╭──

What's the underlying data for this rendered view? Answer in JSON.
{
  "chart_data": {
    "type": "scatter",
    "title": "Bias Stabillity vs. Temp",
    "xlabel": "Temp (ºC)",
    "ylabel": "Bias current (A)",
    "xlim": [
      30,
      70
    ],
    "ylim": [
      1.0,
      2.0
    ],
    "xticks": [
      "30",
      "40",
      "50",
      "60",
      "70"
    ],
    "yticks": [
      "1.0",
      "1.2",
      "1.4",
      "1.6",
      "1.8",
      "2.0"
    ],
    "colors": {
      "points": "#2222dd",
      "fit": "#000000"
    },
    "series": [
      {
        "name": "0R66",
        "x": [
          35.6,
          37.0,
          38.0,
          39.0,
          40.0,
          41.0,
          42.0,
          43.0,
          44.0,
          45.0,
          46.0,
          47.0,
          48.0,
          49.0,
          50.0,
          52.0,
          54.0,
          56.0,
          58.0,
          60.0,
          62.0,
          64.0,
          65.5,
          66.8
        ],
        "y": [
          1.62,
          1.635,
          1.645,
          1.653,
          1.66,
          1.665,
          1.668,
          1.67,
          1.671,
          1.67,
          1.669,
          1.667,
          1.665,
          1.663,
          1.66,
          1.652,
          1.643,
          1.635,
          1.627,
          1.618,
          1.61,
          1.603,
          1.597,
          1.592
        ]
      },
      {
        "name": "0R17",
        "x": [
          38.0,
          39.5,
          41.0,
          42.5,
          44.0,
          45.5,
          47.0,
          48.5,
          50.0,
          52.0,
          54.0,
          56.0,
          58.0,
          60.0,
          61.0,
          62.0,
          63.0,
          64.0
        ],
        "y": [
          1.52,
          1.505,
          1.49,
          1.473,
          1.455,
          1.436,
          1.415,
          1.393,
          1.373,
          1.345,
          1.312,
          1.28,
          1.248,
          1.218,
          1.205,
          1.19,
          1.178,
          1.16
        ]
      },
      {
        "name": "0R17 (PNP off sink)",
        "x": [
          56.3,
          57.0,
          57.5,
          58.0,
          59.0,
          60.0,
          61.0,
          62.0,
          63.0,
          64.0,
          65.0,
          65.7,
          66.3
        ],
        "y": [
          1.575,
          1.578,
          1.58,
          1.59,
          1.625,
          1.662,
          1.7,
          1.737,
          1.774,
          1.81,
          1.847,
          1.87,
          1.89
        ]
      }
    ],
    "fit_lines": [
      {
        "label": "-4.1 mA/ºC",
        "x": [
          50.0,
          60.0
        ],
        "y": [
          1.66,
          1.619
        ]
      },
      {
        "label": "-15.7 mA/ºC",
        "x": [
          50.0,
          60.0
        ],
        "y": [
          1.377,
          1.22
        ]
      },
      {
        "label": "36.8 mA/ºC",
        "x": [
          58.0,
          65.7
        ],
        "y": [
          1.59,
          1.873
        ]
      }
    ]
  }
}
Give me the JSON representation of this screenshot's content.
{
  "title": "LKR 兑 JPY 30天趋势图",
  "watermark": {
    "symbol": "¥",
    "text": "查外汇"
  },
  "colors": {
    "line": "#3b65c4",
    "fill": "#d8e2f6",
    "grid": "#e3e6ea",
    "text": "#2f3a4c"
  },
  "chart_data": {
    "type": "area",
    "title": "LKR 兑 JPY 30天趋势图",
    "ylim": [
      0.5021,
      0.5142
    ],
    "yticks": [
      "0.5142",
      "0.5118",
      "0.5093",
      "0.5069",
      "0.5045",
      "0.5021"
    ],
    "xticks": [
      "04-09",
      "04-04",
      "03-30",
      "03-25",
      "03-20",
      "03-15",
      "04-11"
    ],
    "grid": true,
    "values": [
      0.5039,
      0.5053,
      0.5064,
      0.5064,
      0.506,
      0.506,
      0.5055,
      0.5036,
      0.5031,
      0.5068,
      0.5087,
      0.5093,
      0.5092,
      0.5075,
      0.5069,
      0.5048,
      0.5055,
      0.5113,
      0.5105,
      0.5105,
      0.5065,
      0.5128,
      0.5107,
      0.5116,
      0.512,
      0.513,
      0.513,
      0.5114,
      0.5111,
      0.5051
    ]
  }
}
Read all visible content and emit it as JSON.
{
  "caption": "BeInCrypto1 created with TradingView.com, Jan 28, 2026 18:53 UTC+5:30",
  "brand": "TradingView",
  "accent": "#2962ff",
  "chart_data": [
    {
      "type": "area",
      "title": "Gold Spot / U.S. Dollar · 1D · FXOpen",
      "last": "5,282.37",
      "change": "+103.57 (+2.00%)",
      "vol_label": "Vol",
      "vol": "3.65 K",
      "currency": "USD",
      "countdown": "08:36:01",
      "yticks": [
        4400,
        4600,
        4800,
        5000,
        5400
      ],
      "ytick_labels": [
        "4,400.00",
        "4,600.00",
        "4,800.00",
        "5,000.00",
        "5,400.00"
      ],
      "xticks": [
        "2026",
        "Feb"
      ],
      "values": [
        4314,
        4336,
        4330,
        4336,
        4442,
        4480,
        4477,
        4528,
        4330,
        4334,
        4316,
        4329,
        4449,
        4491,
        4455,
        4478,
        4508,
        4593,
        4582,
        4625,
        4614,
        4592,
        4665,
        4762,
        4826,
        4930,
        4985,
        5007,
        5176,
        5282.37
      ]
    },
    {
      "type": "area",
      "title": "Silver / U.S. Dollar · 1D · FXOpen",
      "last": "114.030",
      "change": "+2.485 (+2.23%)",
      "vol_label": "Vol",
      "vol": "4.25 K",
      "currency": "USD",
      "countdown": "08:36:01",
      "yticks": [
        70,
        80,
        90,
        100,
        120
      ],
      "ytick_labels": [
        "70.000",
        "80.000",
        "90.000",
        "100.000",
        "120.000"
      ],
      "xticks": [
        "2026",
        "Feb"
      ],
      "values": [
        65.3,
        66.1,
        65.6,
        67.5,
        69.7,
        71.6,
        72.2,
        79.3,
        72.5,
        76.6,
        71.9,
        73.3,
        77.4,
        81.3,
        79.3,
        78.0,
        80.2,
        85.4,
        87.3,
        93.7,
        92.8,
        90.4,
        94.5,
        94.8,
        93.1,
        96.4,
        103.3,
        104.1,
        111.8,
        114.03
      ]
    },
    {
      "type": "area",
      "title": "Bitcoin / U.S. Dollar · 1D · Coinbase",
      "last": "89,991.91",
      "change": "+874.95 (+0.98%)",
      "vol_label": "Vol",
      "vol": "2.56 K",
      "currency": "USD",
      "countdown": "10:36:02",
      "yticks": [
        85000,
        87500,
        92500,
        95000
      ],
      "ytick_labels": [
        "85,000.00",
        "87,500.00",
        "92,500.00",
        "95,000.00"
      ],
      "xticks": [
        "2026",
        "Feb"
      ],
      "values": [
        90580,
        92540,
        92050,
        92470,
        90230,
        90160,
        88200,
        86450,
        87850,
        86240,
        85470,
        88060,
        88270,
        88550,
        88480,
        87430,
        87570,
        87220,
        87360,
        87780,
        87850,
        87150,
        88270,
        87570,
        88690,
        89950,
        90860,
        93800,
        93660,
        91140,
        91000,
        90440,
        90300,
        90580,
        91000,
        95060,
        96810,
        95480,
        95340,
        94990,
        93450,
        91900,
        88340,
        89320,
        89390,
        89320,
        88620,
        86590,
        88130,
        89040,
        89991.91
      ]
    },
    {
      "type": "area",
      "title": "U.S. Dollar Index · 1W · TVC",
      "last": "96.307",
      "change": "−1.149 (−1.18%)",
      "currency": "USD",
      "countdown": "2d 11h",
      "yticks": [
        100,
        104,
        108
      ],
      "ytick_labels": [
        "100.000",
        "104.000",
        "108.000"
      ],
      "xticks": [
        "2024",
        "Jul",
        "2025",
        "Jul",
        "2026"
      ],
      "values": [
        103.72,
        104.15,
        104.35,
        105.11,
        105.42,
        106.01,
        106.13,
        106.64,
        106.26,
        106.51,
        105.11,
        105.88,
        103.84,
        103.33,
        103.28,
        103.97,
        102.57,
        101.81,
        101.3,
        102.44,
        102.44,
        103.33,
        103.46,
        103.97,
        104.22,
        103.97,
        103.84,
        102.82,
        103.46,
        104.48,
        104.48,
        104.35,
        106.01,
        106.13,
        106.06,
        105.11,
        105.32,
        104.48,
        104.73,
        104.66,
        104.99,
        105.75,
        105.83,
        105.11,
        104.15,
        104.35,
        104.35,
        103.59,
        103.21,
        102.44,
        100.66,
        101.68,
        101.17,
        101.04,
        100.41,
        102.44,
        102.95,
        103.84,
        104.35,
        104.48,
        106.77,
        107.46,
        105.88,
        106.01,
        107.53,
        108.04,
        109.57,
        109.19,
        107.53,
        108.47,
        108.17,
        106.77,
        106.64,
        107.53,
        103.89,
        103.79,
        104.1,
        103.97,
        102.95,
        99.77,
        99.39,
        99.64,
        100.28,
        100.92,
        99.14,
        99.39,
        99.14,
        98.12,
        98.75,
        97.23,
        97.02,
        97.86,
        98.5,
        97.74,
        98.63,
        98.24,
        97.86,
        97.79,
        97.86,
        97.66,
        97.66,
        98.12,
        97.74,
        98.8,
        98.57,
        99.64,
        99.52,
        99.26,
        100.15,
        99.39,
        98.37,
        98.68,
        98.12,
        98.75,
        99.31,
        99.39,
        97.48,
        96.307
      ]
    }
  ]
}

╰──

#### [TASK]
Extract every line from the records above that contains the word "FXOpen".

#### [RESULT BELOW]
      "title": "Gold Spot / U.S. Dollar · 1D · FXOpen",
      "title": "Silver / U.S. Dollar · 1D · FXOpen",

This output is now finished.